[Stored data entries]
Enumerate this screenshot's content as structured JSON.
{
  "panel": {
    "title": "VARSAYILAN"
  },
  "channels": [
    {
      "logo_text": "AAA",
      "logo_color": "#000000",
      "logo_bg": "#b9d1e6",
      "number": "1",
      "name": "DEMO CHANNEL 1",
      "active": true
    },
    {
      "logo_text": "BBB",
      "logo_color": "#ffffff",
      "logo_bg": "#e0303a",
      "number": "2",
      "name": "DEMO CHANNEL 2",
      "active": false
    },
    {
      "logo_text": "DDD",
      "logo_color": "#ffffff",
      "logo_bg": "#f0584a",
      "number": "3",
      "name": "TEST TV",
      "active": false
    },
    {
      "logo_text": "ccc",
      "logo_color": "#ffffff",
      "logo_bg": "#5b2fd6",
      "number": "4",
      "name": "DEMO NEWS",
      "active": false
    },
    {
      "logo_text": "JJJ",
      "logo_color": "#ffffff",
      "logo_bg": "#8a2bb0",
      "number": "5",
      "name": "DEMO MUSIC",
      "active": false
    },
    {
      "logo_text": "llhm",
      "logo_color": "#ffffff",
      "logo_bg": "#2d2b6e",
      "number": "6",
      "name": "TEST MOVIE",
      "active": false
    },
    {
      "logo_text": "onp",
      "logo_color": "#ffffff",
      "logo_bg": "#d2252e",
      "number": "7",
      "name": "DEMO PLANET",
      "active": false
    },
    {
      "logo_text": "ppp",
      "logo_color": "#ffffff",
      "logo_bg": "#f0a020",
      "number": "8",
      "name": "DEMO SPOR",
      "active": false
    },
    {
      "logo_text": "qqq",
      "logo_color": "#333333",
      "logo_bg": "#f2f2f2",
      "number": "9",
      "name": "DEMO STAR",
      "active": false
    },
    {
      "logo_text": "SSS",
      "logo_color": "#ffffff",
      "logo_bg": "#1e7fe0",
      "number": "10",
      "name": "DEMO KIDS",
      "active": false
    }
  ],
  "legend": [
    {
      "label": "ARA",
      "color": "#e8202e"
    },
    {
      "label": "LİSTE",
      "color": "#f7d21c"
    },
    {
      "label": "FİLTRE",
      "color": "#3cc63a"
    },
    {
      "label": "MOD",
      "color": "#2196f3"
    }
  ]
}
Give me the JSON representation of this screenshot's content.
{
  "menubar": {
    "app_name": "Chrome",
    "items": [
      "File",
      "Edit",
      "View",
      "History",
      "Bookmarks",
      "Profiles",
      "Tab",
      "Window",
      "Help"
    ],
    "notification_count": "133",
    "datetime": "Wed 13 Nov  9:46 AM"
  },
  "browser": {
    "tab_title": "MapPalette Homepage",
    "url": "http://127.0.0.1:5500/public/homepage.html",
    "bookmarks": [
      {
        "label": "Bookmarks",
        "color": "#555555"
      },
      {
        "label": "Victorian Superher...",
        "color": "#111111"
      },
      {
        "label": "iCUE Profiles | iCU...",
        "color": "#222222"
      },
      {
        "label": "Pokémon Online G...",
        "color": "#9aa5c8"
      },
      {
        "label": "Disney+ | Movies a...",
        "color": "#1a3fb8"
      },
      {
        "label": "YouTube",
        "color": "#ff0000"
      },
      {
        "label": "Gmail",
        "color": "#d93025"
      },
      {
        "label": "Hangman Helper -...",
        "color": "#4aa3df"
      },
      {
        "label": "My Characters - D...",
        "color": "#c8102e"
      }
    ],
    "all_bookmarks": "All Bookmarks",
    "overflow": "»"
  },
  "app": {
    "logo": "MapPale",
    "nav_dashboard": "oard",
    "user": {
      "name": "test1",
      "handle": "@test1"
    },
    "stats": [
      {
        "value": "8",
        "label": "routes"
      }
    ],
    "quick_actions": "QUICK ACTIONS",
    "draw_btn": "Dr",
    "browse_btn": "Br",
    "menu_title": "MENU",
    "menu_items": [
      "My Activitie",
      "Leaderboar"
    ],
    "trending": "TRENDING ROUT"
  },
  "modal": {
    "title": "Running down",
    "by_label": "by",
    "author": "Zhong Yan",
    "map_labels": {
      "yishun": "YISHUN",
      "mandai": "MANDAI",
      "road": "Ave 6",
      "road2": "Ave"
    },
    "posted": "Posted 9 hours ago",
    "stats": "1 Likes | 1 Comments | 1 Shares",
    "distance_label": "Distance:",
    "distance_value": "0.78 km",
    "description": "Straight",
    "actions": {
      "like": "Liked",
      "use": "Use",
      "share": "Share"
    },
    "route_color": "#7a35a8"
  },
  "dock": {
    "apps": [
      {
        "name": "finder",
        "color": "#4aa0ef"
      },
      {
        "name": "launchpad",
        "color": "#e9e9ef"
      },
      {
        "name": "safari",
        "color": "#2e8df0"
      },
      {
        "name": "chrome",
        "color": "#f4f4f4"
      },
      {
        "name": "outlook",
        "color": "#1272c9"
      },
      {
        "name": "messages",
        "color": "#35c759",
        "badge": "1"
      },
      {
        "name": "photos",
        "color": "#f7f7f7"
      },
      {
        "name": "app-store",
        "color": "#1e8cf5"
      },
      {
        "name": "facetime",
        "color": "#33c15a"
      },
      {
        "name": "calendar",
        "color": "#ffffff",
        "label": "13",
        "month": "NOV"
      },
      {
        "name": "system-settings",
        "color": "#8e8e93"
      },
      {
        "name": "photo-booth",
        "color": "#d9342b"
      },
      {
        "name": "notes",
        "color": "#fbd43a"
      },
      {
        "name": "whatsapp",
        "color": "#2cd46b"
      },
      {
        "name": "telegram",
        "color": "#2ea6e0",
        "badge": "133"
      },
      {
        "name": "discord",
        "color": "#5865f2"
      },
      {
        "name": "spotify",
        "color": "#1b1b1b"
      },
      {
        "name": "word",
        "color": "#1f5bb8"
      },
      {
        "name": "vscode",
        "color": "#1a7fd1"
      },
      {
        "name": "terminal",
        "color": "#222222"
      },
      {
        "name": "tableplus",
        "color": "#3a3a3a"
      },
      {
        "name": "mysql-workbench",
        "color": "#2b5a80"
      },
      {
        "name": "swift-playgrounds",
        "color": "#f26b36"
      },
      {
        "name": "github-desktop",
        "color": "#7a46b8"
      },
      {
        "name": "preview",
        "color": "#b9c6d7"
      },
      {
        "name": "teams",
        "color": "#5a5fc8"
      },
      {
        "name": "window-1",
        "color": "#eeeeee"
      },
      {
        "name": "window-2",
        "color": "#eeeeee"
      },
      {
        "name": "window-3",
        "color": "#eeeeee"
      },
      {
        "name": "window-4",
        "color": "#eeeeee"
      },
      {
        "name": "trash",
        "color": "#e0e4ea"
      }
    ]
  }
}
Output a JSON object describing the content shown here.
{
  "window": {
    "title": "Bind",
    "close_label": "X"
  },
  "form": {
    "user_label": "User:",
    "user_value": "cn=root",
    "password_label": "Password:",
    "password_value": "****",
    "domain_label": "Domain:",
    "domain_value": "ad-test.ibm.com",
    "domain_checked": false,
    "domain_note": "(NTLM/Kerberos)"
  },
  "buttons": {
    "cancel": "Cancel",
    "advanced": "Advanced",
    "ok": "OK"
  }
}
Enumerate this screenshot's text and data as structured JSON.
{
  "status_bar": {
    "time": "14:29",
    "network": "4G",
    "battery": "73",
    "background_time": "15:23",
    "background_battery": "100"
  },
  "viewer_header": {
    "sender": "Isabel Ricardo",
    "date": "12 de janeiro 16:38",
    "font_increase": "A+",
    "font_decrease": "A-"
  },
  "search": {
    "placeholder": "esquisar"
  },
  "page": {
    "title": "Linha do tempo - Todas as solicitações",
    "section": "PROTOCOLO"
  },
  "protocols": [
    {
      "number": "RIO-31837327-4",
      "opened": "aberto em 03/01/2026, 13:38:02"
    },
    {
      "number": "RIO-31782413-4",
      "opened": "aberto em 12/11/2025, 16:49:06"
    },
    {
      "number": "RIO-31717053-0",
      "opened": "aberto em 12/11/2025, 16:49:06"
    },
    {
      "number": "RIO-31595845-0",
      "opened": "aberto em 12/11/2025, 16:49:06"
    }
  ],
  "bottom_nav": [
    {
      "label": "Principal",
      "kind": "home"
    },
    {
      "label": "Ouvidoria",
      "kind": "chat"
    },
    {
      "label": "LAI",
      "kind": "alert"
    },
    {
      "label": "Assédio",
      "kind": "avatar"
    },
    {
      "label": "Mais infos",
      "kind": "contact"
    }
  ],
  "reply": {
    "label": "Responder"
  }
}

→ **TASK INSTRUCTIONS**: Of the lines above, copy each that contains "content".

→ **SOLUTION TO THIS EXERCISE**:
Enumerate this screenshot's content as structured JSON.
Give me the JSON representation of this screenshot's content.
Output a JSON object describing the content shown here.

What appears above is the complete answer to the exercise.